Copy out lines with the word "Without" from the material that follows.

━━━━━━━━━━━━━━━━━━━━━━━━━━━━━━

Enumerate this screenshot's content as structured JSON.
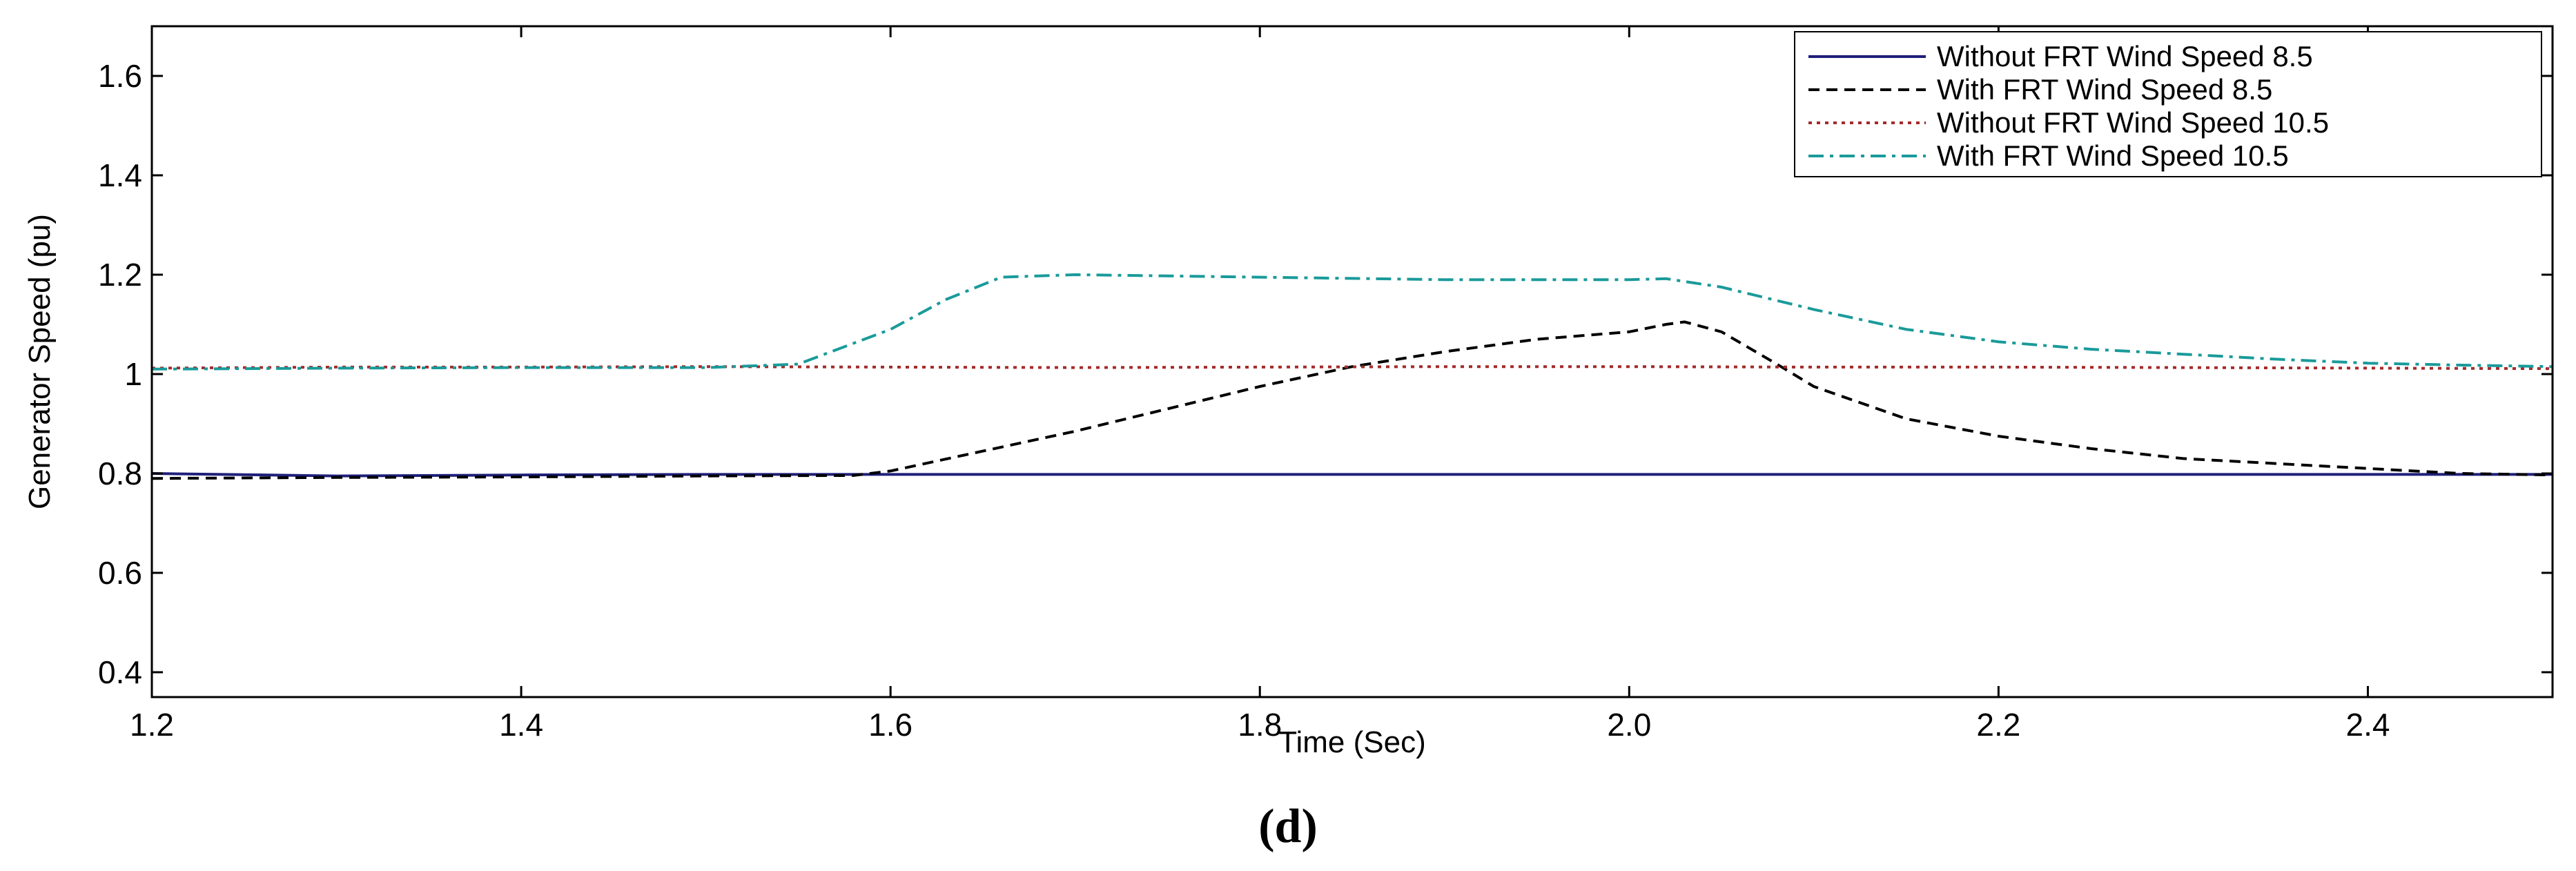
{
  "chart_data": {
    "type": "line",
    "title": "",
    "caption": "(d)",
    "xlabel": "Time (Sec)",
    "ylabel": "Generator Speed (pu)",
    "xlim": [
      1.2,
      2.5
    ],
    "ylim": [
      0.35,
      1.7
    ],
    "xticks": [
      "1.2",
      "1.4",
      "1.6",
      "1.8",
      "2.0",
      "2.2",
      "2.4"
    ],
    "yticks": [
      "0.4",
      "0.6",
      "0.8",
      "1",
      "1.2",
      "1.4",
      "1.6"
    ],
    "grid": false,
    "legend_position": "top-right",
    "series": [
      {
        "name": "Without FRT Wind Speed 8.5",
        "color": "#1f1f7a",
        "style": "solid",
        "x": [
          1.2,
          1.3,
          1.4,
          1.5,
          1.6,
          1.7,
          1.8,
          1.9,
          2.0,
          2.1,
          2.2,
          2.3,
          2.4,
          2.5
        ],
        "y": [
          0.8,
          0.795,
          0.797,
          0.798,
          0.798,
          0.798,
          0.798,
          0.798,
          0.798,
          0.798,
          0.798,
          0.798,
          0.798,
          0.798
        ]
      },
      {
        "name": "With FRT Wind Speed 8.5",
        "color": "#000000",
        "style": "dashed",
        "x": [
          1.2,
          1.3,
          1.4,
          1.5,
          1.58,
          1.6,
          1.65,
          1.7,
          1.75,
          1.8,
          1.85,
          1.9,
          1.95,
          2.0,
          2.02,
          2.03,
          2.05,
          2.08,
          2.1,
          2.15,
          2.2,
          2.25,
          2.3,
          2.35,
          2.4,
          2.45,
          2.5
        ],
        "y": [
          0.79,
          0.792,
          0.793,
          0.795,
          0.796,
          0.805,
          0.845,
          0.885,
          0.93,
          0.975,
          1.015,
          1.045,
          1.07,
          1.085,
          1.1,
          1.105,
          1.085,
          1.02,
          0.975,
          0.91,
          0.875,
          0.85,
          0.83,
          0.82,
          0.81,
          0.8,
          0.797
        ]
      },
      {
        "name": "Without FRT Wind Speed 10.5",
        "color": "#a52a2a",
        "style": "dotted",
        "x": [
          1.2,
          1.3,
          1.4,
          1.5,
          1.6,
          1.7,
          1.8,
          1.9,
          2.0,
          2.1,
          2.2,
          2.3,
          2.4,
          2.5
        ],
        "y": [
          1.012,
          1.014,
          1.014,
          1.015,
          1.014,
          1.013,
          1.014,
          1.015,
          1.015,
          1.014,
          1.014,
          1.013,
          1.012,
          1.011
        ]
      },
      {
        "name": "With FRT Wind Speed 10.5",
        "color": "#1a9a9a",
        "style": "dashdot",
        "x": [
          1.2,
          1.3,
          1.4,
          1.5,
          1.55,
          1.6,
          1.63,
          1.66,
          1.7,
          1.8,
          1.9,
          2.0,
          2.02,
          2.05,
          2.1,
          2.15,
          2.2,
          2.25,
          2.3,
          2.35,
          2.4,
          2.45,
          2.5
        ],
        "y": [
          1.01,
          1.012,
          1.013,
          1.013,
          1.02,
          1.09,
          1.15,
          1.195,
          1.2,
          1.195,
          1.19,
          1.19,
          1.192,
          1.175,
          1.13,
          1.09,
          1.065,
          1.05,
          1.04,
          1.03,
          1.022,
          1.018,
          1.015
        ]
      }
    ]
  }
}
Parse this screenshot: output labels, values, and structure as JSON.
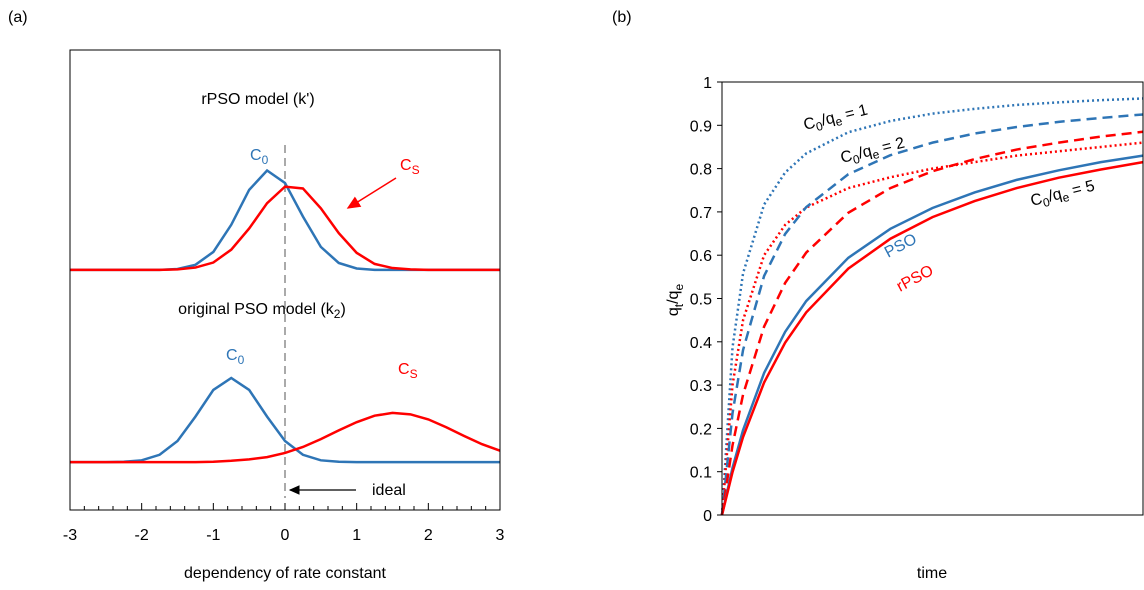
{
  "chart_data": [
    {
      "type": "line",
      "panel": "(a)",
      "xlabel": "dependency of rate constant",
      "xlim": [
        -3,
        3
      ],
      "xticks": [
        -3,
        -2,
        -1,
        0,
        1,
        2,
        3
      ],
      "xminorticks": [
        -2.8,
        -2.6,
        -2.4,
        -2.2,
        -1.8,
        -1.6,
        -1.4,
        -1.2,
        -0.8,
        -0.6,
        -0.4,
        -0.2,
        0.2,
        0.4,
        0.6,
        0.8,
        1.2,
        1.4,
        1.6,
        1.8,
        2.2,
        2.4,
        2.6,
        2.8
      ],
      "ylim": [
        0,
        1
      ],
      "vline": 0,
      "x": [
        -3,
        -2.75,
        -2.5,
        -2.25,
        -2,
        -1.75,
        -1.5,
        -1.25,
        -1,
        -0.75,
        -0.5,
        -0.25,
        0,
        0.25,
        0.5,
        0.75,
        1,
        1.25,
        1.5,
        1.75,
        2,
        2.25,
        2.5,
        2.75,
        3
      ],
      "series": [
        {
          "color": "#2e75b6",
          "dash": "solid",
          "values": [
            0.522,
            0.522,
            0.522,
            0.522,
            0.522,
            0.522,
            0.524,
            0.533,
            0.561,
            0.62,
            0.696,
            0.738,
            0.711,
            0.638,
            0.572,
            0.537,
            0.525,
            0.522,
            0.522,
            0.522,
            0.522,
            0.522,
            0.522,
            0.522,
            0.522
          ]
        },
        {
          "color": "#ff0000",
          "dash": "solid",
          "values": [
            0.522,
            0.522,
            0.522,
            0.522,
            0.522,
            0.522,
            0.523,
            0.527,
            0.538,
            0.566,
            0.612,
            0.667,
            0.703,
            0.699,
            0.656,
            0.602,
            0.559,
            0.535,
            0.526,
            0.523,
            0.522,
            0.522,
            0.522,
            0.522,
            0.522
          ]
        },
        {
          "color": "#2e75b6",
          "dash": "solid",
          "values": [
            0.104,
            0.104,
            0.104,
            0.105,
            0.108,
            0.12,
            0.15,
            0.203,
            0.261,
            0.287,
            0.261,
            0.203,
            0.15,
            0.12,
            0.108,
            0.105,
            0.104,
            0.104,
            0.104,
            0.104,
            0.104,
            0.104,
            0.104,
            0.104,
            0.104
          ]
        },
        {
          "color": "#ff0000",
          "dash": "solid",
          "values": [
            0.104,
            0.104,
            0.104,
            0.104,
            0.104,
            0.104,
            0.104,
            0.104,
            0.105,
            0.107,
            0.11,
            0.115,
            0.124,
            0.137,
            0.154,
            0.173,
            0.191,
            0.205,
            0.211,
            0.208,
            0.197,
            0.18,
            0.161,
            0.143,
            0.129
          ]
        }
      ],
      "annotations": [
        [
          "rPSO model (k')"
        ],
        [
          "C",
          "0"
        ],
        [
          "C",
          "S"
        ],
        [
          "original PSO model (k",
          "2",
          ")"
        ],
        [
          "C",
          "0"
        ],
        [
          "C",
          "S"
        ],
        [
          "ideal"
        ]
      ]
    },
    {
      "type": "line",
      "panel": "(b)",
      "xlabel": "time",
      "ylabel": [
        "q",
        "t",
        "/q",
        "e"
      ],
      "xlim": [
        0,
        10
      ],
      "ylim": [
        0,
        1
      ],
      "yticks": [
        0,
        0.1,
        0.2,
        0.3,
        0.4,
        0.5,
        0.6,
        0.7,
        0.8,
        0.9,
        1
      ],
      "x": [
        0,
        0.25,
        0.5,
        1,
        1.5,
        2,
        3,
        4,
        5,
        6,
        7,
        8,
        9,
        10
      ],
      "series": [
        {
          "color": "#2e75b6",
          "dash": "dotted",
          "values": [
            0,
            0.387,
            0.558,
            0.717,
            0.791,
            0.835,
            0.884,
            0.91,
            0.927,
            0.938,
            0.947,
            0.953,
            0.958,
            0.962
          ]
        },
        {
          "color": "#ff0000",
          "dash": "dotted",
          "values": [
            0,
            0.3,
            0.45,
            0.6,
            0.67,
            0.71,
            0.755,
            0.78,
            0.8,
            0.815,
            0.83,
            0.84,
            0.85,
            0.86
          ]
        },
        {
          "color": "#2e75b6",
          "dash": "dashed",
          "values": [
            0,
            0.235,
            0.381,
            0.552,
            0.649,
            0.711,
            0.787,
            0.831,
            0.86,
            0.881,
            0.896,
            0.908,
            0.917,
            0.925
          ]
        },
        {
          "color": "#ff0000",
          "dash": "dashed",
          "values": [
            0,
            0.161,
            0.278,
            0.435,
            0.536,
            0.606,
            0.698,
            0.755,
            0.794,
            0.822,
            0.844,
            0.86,
            0.874,
            0.885
          ]
        },
        {
          "color": "#2e75b6",
          "dash": "solid",
          "values": [
            0,
            0.109,
            0.196,
            0.328,
            0.423,
            0.494,
            0.594,
            0.661,
            0.709,
            0.745,
            0.774,
            0.796,
            0.815,
            0.83
          ]
        },
        {
          "color": "#ff0000",
          "dash": "solid",
          "values": [
            0,
            0.099,
            0.18,
            0.306,
            0.398,
            0.468,
            0.569,
            0.638,
            0.688,
            0.725,
            0.755,
            0.779,
            0.798,
            0.815
          ]
        }
      ],
      "annotations": [
        [
          "C",
          "0",
          "/q",
          "e",
          " = 1"
        ],
        [
          "C",
          "0",
          "/q",
          "e",
          " = 2"
        ],
        [
          "PSO"
        ],
        [
          "rPSO"
        ],
        [
          "C",
          "0",
          "/q",
          "e",
          " = 5"
        ]
      ]
    }
  ]
}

━━━━━━━━━━━━━━━━━━━━━━━━━━━━━━

The answer:
        "name": "Without FRT Wind Speed 8.5",
        "name": "Without FRT Wind Speed 10.5",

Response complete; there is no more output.